-- start --

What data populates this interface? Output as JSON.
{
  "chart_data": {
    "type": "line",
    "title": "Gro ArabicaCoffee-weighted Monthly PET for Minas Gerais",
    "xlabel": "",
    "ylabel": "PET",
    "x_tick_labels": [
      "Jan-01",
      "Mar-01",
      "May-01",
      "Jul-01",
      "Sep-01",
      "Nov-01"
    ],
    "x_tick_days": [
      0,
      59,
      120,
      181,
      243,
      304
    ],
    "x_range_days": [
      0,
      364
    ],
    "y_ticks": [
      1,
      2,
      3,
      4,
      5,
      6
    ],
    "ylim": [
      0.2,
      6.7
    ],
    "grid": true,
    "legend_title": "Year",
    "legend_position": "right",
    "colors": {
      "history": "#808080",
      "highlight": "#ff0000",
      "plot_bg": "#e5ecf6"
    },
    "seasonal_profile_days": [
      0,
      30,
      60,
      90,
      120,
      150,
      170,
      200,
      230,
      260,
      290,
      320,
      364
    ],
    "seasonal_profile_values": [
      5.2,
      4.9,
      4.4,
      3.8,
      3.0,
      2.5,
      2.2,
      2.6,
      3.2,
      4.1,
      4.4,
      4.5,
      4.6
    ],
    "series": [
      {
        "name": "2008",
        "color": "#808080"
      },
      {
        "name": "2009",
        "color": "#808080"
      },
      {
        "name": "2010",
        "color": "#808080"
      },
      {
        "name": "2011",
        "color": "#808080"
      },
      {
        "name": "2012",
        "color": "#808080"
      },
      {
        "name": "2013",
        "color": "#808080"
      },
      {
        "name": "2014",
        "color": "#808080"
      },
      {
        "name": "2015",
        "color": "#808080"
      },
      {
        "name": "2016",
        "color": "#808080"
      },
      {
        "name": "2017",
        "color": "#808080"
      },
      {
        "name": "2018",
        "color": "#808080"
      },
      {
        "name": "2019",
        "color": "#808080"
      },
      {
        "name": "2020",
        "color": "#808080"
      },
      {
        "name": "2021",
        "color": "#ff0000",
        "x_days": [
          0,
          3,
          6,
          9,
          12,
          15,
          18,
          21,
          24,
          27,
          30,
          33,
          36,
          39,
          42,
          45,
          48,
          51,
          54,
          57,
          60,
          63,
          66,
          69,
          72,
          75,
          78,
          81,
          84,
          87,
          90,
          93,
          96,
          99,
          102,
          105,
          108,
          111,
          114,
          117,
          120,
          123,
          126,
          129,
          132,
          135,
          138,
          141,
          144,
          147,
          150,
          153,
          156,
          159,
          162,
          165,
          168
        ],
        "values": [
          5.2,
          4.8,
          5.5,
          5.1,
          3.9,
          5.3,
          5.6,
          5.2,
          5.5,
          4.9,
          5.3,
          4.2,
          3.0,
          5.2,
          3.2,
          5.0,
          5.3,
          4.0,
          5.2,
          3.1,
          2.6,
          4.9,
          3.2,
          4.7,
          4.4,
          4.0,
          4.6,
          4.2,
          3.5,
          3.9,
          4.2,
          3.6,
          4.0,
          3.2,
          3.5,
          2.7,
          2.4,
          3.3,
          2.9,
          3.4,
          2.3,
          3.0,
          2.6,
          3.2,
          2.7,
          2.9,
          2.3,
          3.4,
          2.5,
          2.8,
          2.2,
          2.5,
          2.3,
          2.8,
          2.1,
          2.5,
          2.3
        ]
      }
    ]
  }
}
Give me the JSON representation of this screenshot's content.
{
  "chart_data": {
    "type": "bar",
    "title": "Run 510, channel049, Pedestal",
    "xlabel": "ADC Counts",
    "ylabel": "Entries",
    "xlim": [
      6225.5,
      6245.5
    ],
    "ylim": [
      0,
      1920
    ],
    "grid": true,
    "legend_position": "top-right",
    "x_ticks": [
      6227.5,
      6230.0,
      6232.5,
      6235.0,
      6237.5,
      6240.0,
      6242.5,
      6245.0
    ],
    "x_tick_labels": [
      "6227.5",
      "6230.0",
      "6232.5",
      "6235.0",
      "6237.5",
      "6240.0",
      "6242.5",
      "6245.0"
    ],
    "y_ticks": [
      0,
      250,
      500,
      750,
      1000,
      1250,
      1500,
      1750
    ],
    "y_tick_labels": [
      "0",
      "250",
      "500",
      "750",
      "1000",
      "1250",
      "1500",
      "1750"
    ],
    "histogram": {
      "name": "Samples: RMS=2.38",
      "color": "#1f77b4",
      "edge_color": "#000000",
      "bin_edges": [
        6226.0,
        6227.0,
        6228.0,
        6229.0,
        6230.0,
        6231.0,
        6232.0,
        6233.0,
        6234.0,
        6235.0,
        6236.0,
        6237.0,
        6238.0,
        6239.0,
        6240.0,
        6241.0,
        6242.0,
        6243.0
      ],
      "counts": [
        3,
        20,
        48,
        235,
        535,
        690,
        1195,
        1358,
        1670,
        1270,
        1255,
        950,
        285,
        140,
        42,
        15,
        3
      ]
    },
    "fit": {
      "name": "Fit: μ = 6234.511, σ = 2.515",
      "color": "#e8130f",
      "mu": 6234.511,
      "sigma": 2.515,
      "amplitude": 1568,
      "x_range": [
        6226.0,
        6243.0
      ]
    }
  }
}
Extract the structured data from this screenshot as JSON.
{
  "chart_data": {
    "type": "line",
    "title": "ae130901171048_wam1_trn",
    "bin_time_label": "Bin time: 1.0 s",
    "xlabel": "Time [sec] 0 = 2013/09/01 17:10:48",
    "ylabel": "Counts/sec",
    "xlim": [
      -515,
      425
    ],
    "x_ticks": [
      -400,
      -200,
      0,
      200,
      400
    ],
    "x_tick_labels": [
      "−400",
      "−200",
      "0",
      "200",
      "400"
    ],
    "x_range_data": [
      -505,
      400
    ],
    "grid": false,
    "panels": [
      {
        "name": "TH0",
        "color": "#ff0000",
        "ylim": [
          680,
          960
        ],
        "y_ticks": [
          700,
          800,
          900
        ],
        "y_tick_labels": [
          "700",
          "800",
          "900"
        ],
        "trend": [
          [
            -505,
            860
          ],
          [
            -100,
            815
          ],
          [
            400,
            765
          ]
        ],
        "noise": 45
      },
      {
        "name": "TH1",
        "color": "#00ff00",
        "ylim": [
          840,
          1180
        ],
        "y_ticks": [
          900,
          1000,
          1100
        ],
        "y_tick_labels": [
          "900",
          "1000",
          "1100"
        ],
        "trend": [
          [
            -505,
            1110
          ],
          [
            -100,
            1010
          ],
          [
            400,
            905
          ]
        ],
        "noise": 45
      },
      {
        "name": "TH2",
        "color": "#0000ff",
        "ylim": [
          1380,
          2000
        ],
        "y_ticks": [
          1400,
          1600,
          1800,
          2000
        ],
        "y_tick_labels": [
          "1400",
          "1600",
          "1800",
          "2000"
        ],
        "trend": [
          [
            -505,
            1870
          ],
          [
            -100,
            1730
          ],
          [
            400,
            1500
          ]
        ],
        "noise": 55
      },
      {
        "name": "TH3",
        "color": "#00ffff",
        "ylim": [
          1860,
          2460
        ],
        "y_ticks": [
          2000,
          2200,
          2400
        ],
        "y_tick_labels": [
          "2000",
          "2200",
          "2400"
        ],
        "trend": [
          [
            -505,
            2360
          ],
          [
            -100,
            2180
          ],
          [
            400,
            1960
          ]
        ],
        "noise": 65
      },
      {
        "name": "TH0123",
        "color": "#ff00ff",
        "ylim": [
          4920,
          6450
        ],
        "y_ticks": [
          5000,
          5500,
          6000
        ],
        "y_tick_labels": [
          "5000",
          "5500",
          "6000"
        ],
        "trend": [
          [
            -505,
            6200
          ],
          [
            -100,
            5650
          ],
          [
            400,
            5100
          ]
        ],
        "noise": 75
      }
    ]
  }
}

-- end --

> _Problem requirements_
Wherever the string "ylabel" appears in the entries above, list that line.

> _Finished task_
    "ylabel": "PET",
    "ylabel": "Entries",
    "ylabel": "Counts/sec",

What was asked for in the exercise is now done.